__EXCERPT TO READ__:
□ □ □ □
Affiliates of CIM Group, L.P. that operate and manage the Company and beneficially owned approximately 19.9% of the issued and outstanding shares of Common Stock as of May 7, 2021 have indicated to us that they will exercise in full the subscription rights they receive in the rights offering and intend to over-subscribe for additional shares of Common Stock.
Exercising holders will be required to pay the subscription price in full for all shares of Common Stock sought to be acquired in the rights offering (including in respect of any shares sought to be over subscribed for) at the time of submission of their exercise notice. Holders that hold their shares of Common Stock as of the record date through a broker, dealer, bank, trustee, TASE member or other nominee should be aware that such nominee is likely to establish a deadline by which the nominee must receive instructions for the exercise of subscription rights, together with the required subscription payment, that is prior to the Expiration Date. Following the Expiration Date, the Company will publicly announce the results of the rights offering (including the number of shares of Common Stock to be issued in connection with the over subscription privilege). Shares of Common Stock subscribed for and allocated to exercising stockholders are expected to be issued within six business days following the Expiration Date. Any holder that subscribes and pays for a greater number of shares of Common Stock than are allocated to such holder in the rights offering will be refunded the amount of overpayment, without interest or deduction, as soon as practicable after the Expiration Date.
□ □ □ □
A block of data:
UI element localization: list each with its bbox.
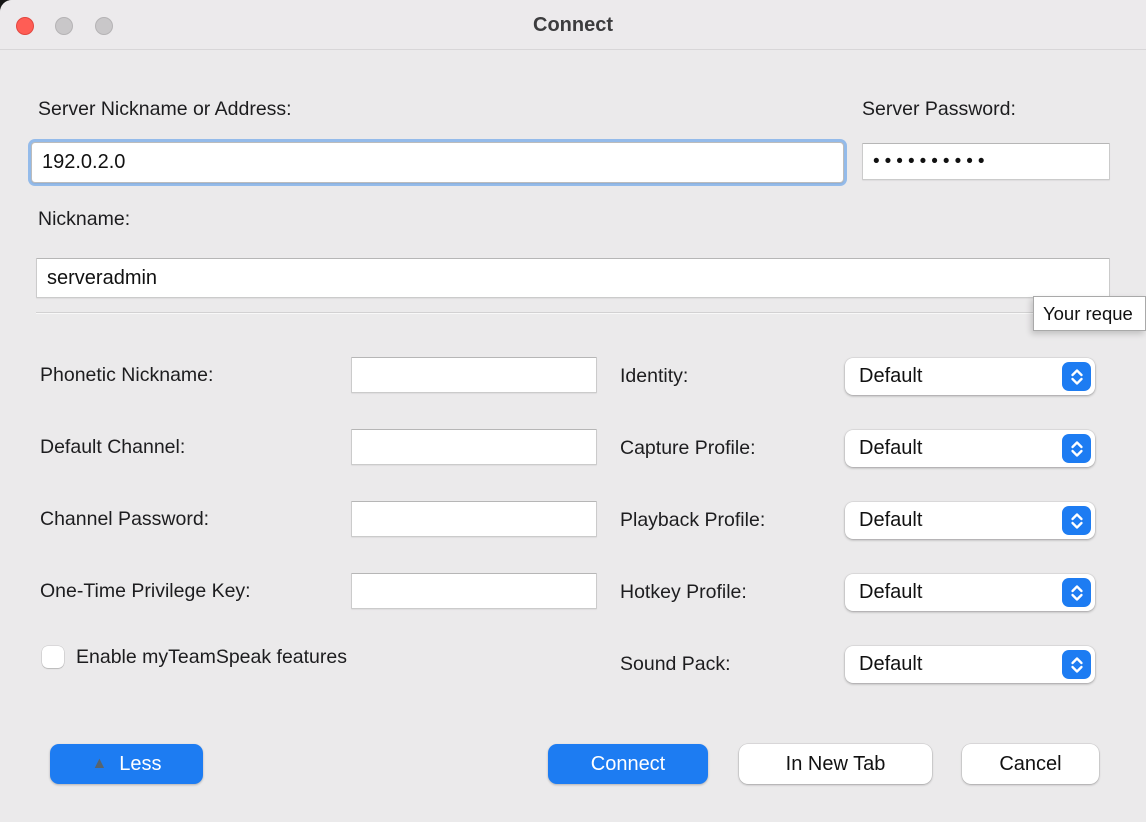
server-password-input[interactable] <box>862 143 1110 180</box>
section-divider <box>36 312 1110 314</box>
myteamspeak-checkbox[interactable] <box>42 646 64 668</box>
capture-profile-dropdown-value: Default <box>845 437 1062 460</box>
stepper-icon <box>1062 650 1091 679</box>
default-channel-label: Default Channel: <box>40 429 185 465</box>
titlebar: Connect <box>0 0 1146 50</box>
tooltip: Your reque <box>1033 296 1146 331</box>
server-address-label: Server Nickname or Address: <box>38 98 292 121</box>
window-title: Connect <box>0 0 1146 50</box>
cancel-button-label: Cancel <box>999 753 1061 776</box>
playback-profile-dropdown[interactable]: Default <box>845 502 1095 539</box>
playback-profile-label: Playback Profile: <box>620 502 765 539</box>
sound-pack-dropdown[interactable]: Default <box>845 646 1095 683</box>
nickname-input[interactable] <box>36 258 1110 298</box>
connect-dialog: Connect Server Nickname or Address: Serv… <box>0 0 1146 822</box>
less-button-label: Less <box>119 753 161 776</box>
sound-pack-label: Sound Pack: <box>620 646 731 683</box>
hotkey-profile-dropdown[interactable]: Default <box>845 574 1095 611</box>
capture-profile-label: Capture Profile: <box>620 430 755 467</box>
channel-password-label: Channel Password: <box>40 501 209 537</box>
hotkey-profile-label: Hotkey Profile: <box>620 574 747 611</box>
identity-dropdown-value: Default <box>845 365 1062 388</box>
nickname-label: Nickname: <box>38 208 130 231</box>
connect-button-label: Connect <box>591 753 666 776</box>
in-new-tab-button-label: In New Tab <box>786 753 886 776</box>
sound-pack-dropdown-value: Default <box>845 653 1062 676</box>
stepper-icon <box>1062 434 1091 463</box>
server-address-focus-ring <box>28 139 847 186</box>
collapse-triangle-icon: ▲ <box>91 756 107 772</box>
default-channel-input[interactable] <box>351 429 597 465</box>
playback-profile-dropdown-value: Default <box>845 509 1062 532</box>
phonetic-nickname-label: Phonetic Nickname: <box>40 357 213 393</box>
connect-button[interactable]: Connect <box>548 744 708 784</box>
myteamspeak-checkbox-label: Enable myTeamSpeak features <box>76 646 347 668</box>
channel-password-input[interactable] <box>351 501 597 537</box>
cancel-button[interactable]: Cancel <box>962 744 1099 784</box>
capture-profile-dropdown[interactable]: Default <box>845 430 1095 467</box>
identity-label: Identity: <box>620 358 688 395</box>
less-button[interactable]: ▲ Less <box>50 744 203 784</box>
privilege-key-label: One-Time Privilege Key: <box>40 573 251 609</box>
tooltip-text: Your reque <box>1043 303 1133 324</box>
identity-dropdown[interactable]: Default <box>845 358 1095 395</box>
stepper-icon <box>1062 362 1091 391</box>
stepper-icon <box>1062 578 1091 607</box>
privilege-key-input[interactable] <box>351 573 597 609</box>
stepper-icon <box>1062 506 1091 535</box>
phonetic-nickname-input[interactable] <box>351 357 597 393</box>
server-address-input[interactable] <box>31 142 844 183</box>
in-new-tab-button[interactable]: In New Tab <box>739 744 932 784</box>
server-password-label: Server Password: <box>862 98 1016 121</box>
hotkey-profile-dropdown-value: Default <box>845 581 1062 604</box>
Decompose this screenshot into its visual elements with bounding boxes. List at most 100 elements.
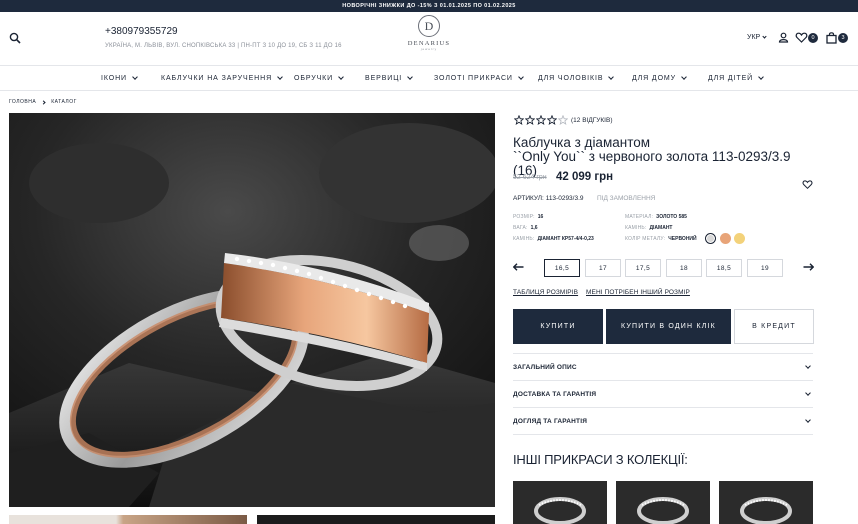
□ □ □ □
__INSTRUCTION 1__: List every type of nominee that the rights offering text names as a way for holders to hold their shares of Common Stock as of the record date.
__INSTRUCTION 2__: Carry the rights offering text forward from its final sentence.

__EXPECTED ANSWER 1__: broker, dealer, bank, trustee, TASE member, other nominee

__EXPECTED ANSWER 2__:
The Company has retained B. Riley Securities, Inc. to act as a U.S. dealer manager and Poalim I.B.I. – Underwriting and Issuing Ltd. to act as an Israeli dealer manager in connection with the rights offering.
The rights offering will be made pursuant to the Company’s Registration Statement on Form S-3 (File No. 333-233255) that was previously filed with the Securities and Exchange Commission (the “SEC”) and became effective on November 27, 2019. The rights offering will only be made by means of a prospectus. The Company is filing with the SEC in respect of the rights offering a preliminary prospectus supplement and the accompanying base prospectus, which will be available on the SEC’s web site. The Company may decide at any time prior to the filing of the final prospectus supplement in respect of the rights offering (which is expected to be one business day prior to the record date) not to proceed with the rights offering, in which case no subscription rights will be distributed to holders of Common Stock.
About CIM Commercial
CIM Commercial is a real estate investment trust that primarily acquires, owns, and operates Class A and creative office assets in vibrant and improving metropolitan communities throughout the United States. Its properties are primarily located in Los Angeles and the San Francisco Bay Area. CIM Commercial is operated by affiliates of CIM Group, L.P., a vertically-integrated owner and operator of real assets with multi-disciplinary expertise and in-house research, acquisition, credit analysis, development, finance, leasing, and onsite property management capabilities (www.cimcommercial.com).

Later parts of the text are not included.